Trecho do texto |
- - - - -
Charlot defende a relação
com o saber e busca “compreender como o sujeito categoriza, organiza seu mundo,
como ele dá sentido à sua experiência e especialmente à sua experiência escolar
[...], como o sujeito apreende o mundo e, com isso, como se constrói e
transforma a si próprio” (CHARLOT, 2005, p. 41). Suas pesquisas, juntamente com
a equipe ESCOL pesquisas, tem como ponto de partida a relação entre a origem
social e sucesso ou fracasso escolar. Tem como fundo os trabalhos da Sociologia
da Reprodução, em especial os de Bourdieu.
Para Charlot (2005, p. 40), não
se deve analisar a sociedade apenas tomando como referencial as posições
sociais. É preciso considerar “o sujeito na sua singularidade de sua história e
atividades que ele realiza”, visto que cada aluno pertence a um grupo, uma
posição social e interpreta singularmente essa posição, dando sentido ao mundo
e a si mesmo. Para Charlot, o sujeito é um ser humano social que ocupa uma
posição social adquirida por pertencer a um grupo social. Porém, durante sua da
vida, produz sentidos e significados sobre si e o mundo, construindo sua
singularidade. Assim é ao mesmo tempo singular e social. Charlot, não fala em
“aspectos” sociais e individuais do sujeito – ele é sempre simultaneamente social
e singular (CHARLOT, 2005). Para o autor, “[...] as relações sociais estruturam
a relação com o saber e com a escola, mas não a determinam” (CHARLOT, 2000, p.
62).
Para compreender um pouco
mais sobre a teoria da relação com o saber de Charlot, leia esse trecho do
texto de Guilherme Trópia e Ademir Donizeti Caldeira: Vínculos entre a relação
com o saber de Bernard Charlot e categorias bachelardianas, publicado em: Educação,
Porto Alegre, v. 34, n. 3, p. 369-375, set./dez. 2011, disponível em:
Segue a
transcrição de um trecho do texto, “Bernard Charlot e a relação com o saber”
- - - - -
Seção de dados |

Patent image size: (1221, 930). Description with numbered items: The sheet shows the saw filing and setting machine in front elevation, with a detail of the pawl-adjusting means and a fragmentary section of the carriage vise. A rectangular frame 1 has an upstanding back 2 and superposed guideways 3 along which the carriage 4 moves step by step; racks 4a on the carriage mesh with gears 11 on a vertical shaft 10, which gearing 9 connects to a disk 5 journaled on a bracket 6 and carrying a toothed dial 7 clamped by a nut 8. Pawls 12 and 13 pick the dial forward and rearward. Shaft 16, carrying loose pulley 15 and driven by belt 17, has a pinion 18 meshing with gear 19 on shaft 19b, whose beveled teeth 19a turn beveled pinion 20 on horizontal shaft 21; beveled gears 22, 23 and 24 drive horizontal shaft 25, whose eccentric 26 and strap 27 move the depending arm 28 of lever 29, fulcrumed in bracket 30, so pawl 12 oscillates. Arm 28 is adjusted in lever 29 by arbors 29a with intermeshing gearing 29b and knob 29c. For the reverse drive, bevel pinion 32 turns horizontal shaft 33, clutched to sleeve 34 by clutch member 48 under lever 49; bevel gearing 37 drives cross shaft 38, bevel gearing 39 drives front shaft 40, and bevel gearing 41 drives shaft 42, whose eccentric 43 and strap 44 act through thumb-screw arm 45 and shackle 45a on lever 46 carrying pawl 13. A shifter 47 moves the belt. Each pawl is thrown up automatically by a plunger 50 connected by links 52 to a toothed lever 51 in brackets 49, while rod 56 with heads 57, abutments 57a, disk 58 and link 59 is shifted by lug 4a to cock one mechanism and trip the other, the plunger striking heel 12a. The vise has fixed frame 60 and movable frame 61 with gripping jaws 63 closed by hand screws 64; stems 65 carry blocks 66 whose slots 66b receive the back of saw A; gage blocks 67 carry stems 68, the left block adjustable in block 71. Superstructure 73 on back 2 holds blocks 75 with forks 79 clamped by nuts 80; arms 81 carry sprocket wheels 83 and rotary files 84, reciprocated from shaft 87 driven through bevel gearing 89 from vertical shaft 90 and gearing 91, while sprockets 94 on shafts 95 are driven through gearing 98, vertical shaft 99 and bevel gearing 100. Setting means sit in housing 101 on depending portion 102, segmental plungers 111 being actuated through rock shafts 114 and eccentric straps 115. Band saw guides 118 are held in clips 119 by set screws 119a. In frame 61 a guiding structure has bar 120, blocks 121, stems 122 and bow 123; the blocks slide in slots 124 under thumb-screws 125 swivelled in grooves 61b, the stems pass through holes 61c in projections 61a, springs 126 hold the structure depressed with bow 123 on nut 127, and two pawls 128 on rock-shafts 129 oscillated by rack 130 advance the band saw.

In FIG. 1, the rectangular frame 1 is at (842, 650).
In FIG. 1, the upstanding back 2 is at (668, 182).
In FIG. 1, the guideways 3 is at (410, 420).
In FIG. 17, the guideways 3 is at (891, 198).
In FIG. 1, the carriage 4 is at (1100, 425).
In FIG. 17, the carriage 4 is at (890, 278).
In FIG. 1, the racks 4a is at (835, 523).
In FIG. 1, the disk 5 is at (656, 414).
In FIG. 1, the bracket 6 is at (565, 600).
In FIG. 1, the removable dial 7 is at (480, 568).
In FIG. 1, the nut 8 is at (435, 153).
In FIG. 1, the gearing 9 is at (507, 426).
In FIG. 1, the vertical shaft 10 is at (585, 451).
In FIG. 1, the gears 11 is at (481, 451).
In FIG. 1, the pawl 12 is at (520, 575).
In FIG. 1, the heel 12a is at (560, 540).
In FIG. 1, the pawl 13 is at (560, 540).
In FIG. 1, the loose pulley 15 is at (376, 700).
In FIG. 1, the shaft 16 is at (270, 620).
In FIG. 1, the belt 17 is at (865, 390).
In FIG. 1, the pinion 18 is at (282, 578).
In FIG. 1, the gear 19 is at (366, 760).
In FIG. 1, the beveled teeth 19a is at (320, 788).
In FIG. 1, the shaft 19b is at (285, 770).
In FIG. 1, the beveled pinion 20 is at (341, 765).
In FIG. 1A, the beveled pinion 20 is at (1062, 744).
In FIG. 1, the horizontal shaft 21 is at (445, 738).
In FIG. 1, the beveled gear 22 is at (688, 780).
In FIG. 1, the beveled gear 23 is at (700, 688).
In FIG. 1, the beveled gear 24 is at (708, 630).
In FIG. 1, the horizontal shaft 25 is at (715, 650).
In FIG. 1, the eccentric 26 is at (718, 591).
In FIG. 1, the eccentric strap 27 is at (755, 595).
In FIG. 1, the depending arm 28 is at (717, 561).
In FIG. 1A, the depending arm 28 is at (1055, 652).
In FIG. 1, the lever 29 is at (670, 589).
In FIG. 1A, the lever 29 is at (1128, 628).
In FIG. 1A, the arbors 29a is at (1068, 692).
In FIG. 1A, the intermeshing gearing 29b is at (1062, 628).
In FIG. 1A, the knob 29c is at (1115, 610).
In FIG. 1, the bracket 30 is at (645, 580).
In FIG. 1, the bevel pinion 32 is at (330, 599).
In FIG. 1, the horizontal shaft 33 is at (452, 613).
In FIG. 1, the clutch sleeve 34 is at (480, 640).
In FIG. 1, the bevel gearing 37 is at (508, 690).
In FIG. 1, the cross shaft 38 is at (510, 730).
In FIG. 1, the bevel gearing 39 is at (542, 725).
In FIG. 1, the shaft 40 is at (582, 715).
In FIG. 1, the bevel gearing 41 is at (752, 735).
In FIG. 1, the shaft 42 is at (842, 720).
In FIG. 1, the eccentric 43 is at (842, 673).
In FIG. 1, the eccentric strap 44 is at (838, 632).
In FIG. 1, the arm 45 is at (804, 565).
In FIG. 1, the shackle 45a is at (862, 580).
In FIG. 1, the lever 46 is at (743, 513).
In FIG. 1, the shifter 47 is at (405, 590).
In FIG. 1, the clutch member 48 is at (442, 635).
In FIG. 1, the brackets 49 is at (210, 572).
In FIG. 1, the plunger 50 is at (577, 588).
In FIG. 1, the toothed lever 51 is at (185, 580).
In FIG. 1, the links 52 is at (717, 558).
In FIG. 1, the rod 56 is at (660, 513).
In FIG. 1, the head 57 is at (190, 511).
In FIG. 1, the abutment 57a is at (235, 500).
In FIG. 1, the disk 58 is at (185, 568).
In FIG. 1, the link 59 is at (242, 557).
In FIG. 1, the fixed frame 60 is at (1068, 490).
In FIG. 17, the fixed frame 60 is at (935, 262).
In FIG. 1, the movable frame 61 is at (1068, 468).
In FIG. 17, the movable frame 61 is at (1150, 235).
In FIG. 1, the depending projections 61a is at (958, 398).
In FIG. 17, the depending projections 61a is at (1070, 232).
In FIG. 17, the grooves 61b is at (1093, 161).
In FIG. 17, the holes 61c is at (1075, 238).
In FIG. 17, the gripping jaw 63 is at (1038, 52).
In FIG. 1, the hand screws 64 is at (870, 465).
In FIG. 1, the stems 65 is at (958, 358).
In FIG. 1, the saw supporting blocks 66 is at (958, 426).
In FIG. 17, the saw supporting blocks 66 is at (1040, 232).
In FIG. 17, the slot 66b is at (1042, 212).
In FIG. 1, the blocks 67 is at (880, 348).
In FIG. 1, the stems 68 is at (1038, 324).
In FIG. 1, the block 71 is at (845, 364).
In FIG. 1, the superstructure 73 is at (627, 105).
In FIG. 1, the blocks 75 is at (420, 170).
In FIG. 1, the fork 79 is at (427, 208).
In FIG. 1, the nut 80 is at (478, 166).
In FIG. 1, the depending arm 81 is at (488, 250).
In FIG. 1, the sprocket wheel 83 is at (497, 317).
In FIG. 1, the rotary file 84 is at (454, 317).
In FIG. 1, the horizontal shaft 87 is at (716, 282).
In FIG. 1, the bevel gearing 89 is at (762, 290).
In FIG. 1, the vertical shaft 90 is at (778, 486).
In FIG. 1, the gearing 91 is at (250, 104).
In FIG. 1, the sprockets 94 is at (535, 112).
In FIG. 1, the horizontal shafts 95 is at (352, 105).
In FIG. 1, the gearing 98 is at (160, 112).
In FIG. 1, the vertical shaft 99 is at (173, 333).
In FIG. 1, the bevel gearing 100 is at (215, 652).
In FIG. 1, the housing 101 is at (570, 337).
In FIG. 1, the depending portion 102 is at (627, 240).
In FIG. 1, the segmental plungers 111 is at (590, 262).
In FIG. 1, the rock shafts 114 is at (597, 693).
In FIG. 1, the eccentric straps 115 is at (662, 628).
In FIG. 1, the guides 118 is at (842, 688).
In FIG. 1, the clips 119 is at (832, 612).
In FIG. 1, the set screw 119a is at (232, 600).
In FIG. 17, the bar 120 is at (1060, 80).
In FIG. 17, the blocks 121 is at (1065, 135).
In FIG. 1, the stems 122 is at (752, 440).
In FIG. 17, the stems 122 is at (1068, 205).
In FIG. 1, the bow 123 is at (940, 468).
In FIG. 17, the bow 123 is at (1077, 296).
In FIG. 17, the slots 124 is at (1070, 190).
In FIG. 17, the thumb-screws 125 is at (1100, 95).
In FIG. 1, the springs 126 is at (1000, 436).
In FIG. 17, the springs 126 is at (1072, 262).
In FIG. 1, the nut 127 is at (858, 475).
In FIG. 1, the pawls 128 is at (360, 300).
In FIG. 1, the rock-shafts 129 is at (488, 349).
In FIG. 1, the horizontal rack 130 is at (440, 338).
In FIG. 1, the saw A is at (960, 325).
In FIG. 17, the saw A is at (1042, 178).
- - - - -
Problema proposto 1 |
Traduza para o inglês esta frase do texto sobre Charlot: "Para Charlot, o sujeito é um ser humano social que ocupa uma posição social adquirida por pertencer a um grupo social."
Problema proposto 2 |
Responda com base no texto sobre Charlot:
(a) Qual é o ponto de partida das pesquisas de Charlot com a equipe ESCOL?
(b) Segundo a citação de Charlot (2000, p. 62), o que as relações sociais fazem com a relação com o saber e com a escola?
(c) Em que periódico foi publicado o texto de Guilherme Trópia e Ademir Donizeti Caldeira?

Resultado do exercício 1 |
For Charlot, the subject is a social human being who occupies a social position acquired by belonging to a social group.

Resultado do exercício 2 |
(a) A relação entre a origem social e o sucesso ou fracasso escolar.
(b) Elas estruturam a relação com o saber e com a escola, mas não a determinam.
(c) Na revista Educação, Porto Alegre, v. 34, n. 3, p. 369-375, set./dez. 2011.